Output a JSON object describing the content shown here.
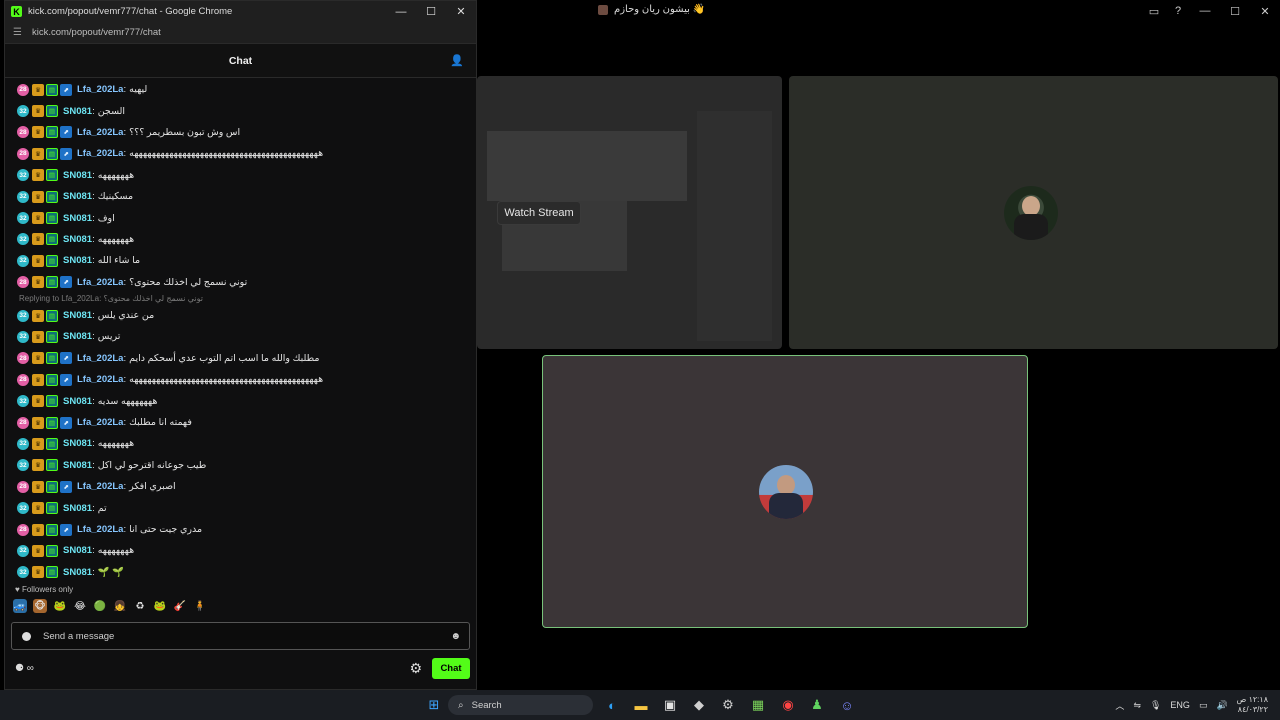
{
  "background_window": {
    "title": "بيشون ريان وحازم 👋",
    "watch_stream_label": "Watch Stream"
  },
  "chrome": {
    "window_title": "kick.com/popout/vemr777/chat - Google Chrome",
    "url": "kick.com/popout/vemr777/chat",
    "minimize": "—",
    "maximize": "☐",
    "close": "✕"
  },
  "chat": {
    "header_title": "Chat",
    "messages": [
      {
        "sub": "28",
        "user": "Lfa_202La",
        "text": "ليهيه"
      },
      {
        "sub": "32",
        "user": "SN081",
        "text": "السجن"
      },
      {
        "sub": "28",
        "user": "Lfa_202La",
        "text": "اس وش تبون بسطريمر ؟؟؟"
      },
      {
        "sub": "28",
        "user": "Lfa_202La",
        "text": "هههههههههههههههههههههههههههههههههههههههههههه"
      },
      {
        "sub": "32",
        "user": "SN081",
        "text": "هههههههه"
      },
      {
        "sub": "32",
        "user": "SN081",
        "text": "مسكينيك"
      },
      {
        "sub": "32",
        "user": "SN081",
        "text": "اوف"
      },
      {
        "sub": "32",
        "user": "SN081",
        "text": "هههههههه"
      },
      {
        "sub": "32",
        "user": "SN081",
        "text": "ما شاء الله"
      },
      {
        "sub": "28",
        "user": "Lfa_202La",
        "text": "توني نسمج لي اخذلك محتوى؟"
      },
      {
        "sub": "32",
        "user": "SN081",
        "text": "من عندي يلس",
        "reply": "Replying to Lfa_202La: توني نسمج لي اخذلك محتوى؟"
      },
      {
        "sub": "32",
        "user": "SN081",
        "text": "تريس"
      },
      {
        "sub": "28",
        "user": "Lfa_202La",
        "text": "مطلبك والله ما اسب اتم التوب عدي أسحكم دايم"
      },
      {
        "sub": "28",
        "user": "Lfa_202La",
        "text": "هههههههههههههههههههههههههههههههههههههههههههه"
      },
      {
        "sub": "32",
        "user": "SN081",
        "text": "هههههههه سديه"
      },
      {
        "sub": "28",
        "user": "Lfa_202La",
        "text": "فهمته انا مطلبك"
      },
      {
        "sub": "32",
        "user": "SN081",
        "text": "هههههههه"
      },
      {
        "sub": "32",
        "user": "SN081",
        "text": "طيب جوعانه اقترحو لي اكل"
      },
      {
        "sub": "28",
        "user": "Lfa_202La",
        "text": "اصبري افكر"
      },
      {
        "sub": "32",
        "user": "SN081",
        "text": "تم"
      },
      {
        "sub": "28",
        "user": "Lfa_202La",
        "text": "مدري جيت حتى انا"
      },
      {
        "sub": "32",
        "user": "SN081",
        "text": "هههههههه"
      },
      {
        "sub": "32",
        "user": "SN081",
        "text": "🌱 🌱"
      }
    ],
    "followers_only": "♥ Followers only",
    "input_placeholder": "Send a message",
    "points": "∞",
    "send_label": "Chat"
  },
  "taskbar": {
    "search_label": "Search",
    "language": "ENG",
    "time": "١٢:١٨ ص",
    "date": "٨٤/٠٣/٢٢"
  }
}
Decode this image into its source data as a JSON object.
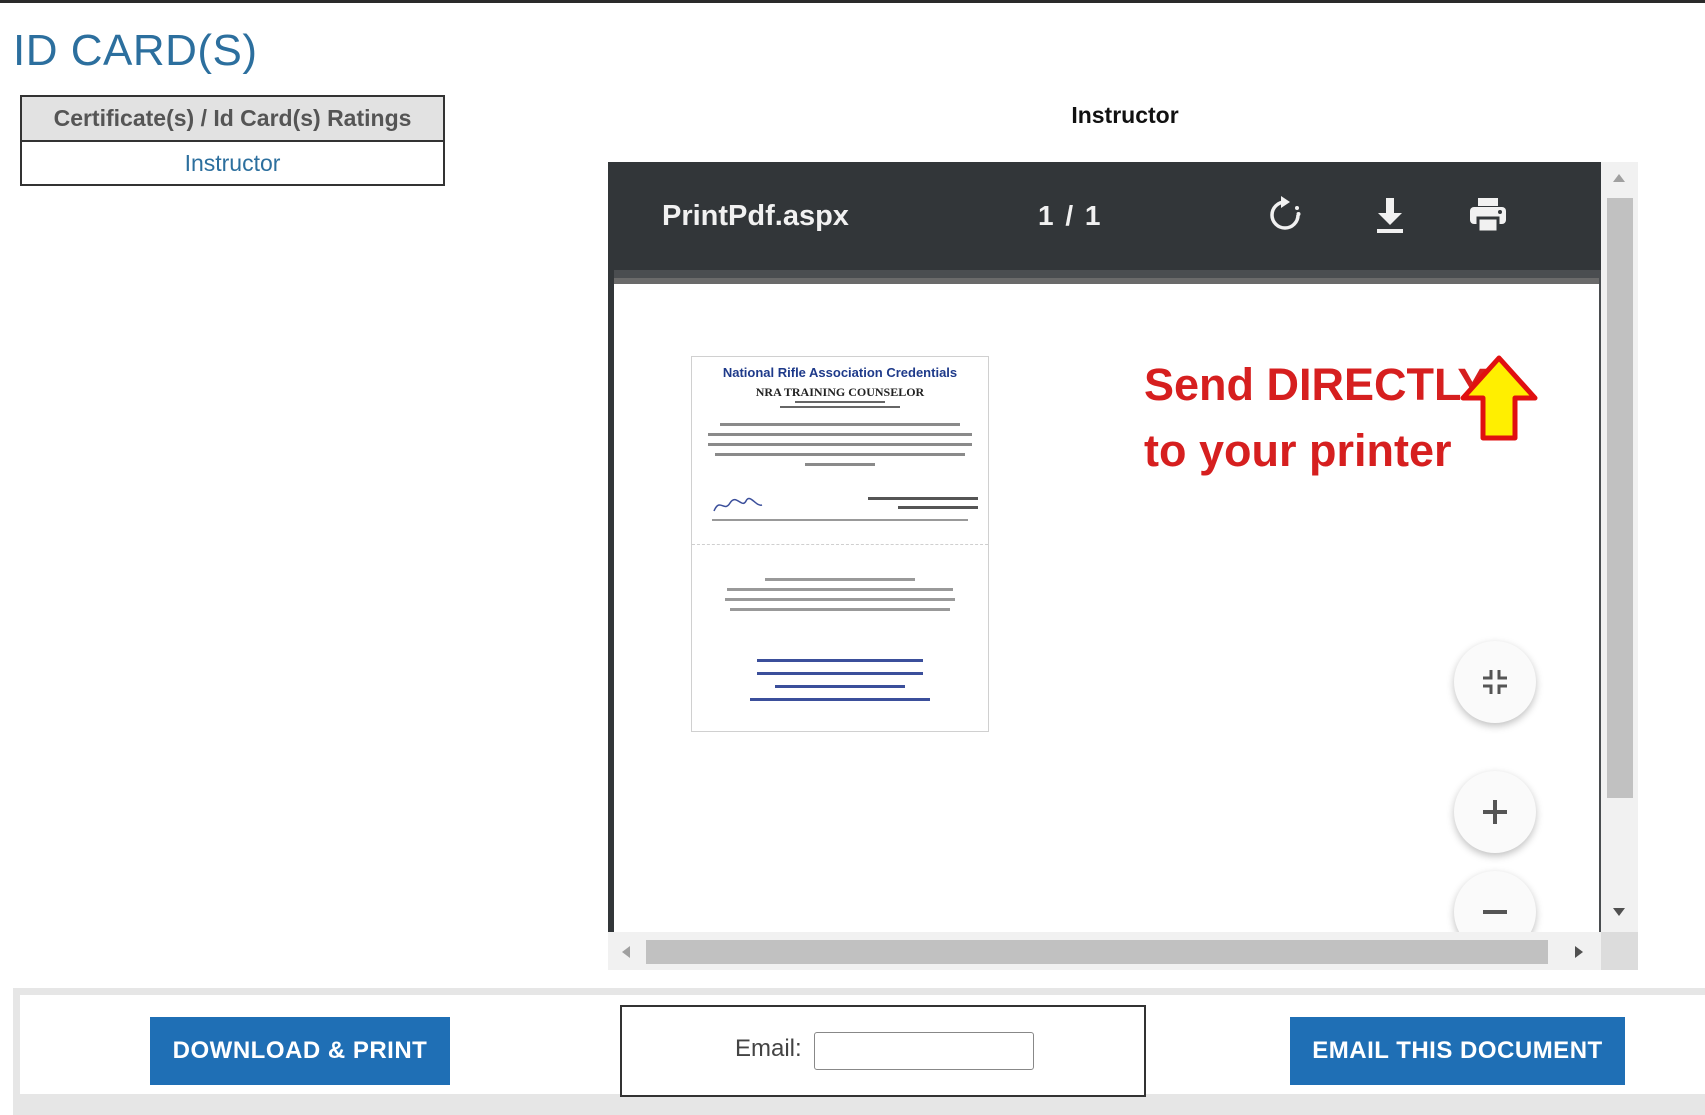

# # # # #

TASK |
Pull out each line containing the word "اخذلك" and copy it.

RESULT OF THIS TASK |
        "text": "توني نسمج لي اخذلك محتوى؟"
        "reply": "Replying to Lfa_202La: توني نسمج لي اخذلك محتوى؟"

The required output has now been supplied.